■ **REQUIREMENTS**
Below are the records. List every line holding the word "Nama".

■ **MATERIAL SHOWN**
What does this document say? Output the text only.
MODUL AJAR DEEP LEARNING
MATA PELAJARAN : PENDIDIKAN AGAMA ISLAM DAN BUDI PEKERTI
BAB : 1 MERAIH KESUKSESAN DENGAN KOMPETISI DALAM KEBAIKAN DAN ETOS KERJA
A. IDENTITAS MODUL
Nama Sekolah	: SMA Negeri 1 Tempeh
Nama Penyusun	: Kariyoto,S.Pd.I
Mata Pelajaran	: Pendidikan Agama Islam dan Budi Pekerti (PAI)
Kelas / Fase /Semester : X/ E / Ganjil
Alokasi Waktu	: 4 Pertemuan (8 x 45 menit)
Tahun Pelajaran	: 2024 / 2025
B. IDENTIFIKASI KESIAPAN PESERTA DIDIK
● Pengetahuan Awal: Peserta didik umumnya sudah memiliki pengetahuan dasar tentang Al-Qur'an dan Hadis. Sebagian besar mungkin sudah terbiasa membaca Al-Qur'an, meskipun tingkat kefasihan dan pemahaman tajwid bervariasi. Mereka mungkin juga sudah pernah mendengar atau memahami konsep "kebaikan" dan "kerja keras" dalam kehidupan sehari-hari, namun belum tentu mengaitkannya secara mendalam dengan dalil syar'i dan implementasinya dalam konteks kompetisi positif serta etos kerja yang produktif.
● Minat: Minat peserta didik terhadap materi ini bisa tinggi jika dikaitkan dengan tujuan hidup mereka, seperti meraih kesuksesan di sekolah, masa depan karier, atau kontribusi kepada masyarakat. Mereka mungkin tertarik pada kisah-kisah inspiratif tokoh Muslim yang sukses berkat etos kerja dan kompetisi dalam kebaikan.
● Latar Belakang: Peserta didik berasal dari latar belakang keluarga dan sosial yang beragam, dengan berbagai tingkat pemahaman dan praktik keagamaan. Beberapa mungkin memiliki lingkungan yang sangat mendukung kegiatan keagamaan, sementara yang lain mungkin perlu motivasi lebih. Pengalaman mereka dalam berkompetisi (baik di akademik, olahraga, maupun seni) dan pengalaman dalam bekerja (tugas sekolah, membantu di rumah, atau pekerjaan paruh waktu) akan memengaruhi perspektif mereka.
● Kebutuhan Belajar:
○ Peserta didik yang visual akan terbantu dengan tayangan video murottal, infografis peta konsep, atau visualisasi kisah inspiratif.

■ **WRITTEN RESPONSE**
Nama Sekolah	: SMA Negeri 1 Tempeh
Nama Penyusun	: Kariyoto,S.Pd.I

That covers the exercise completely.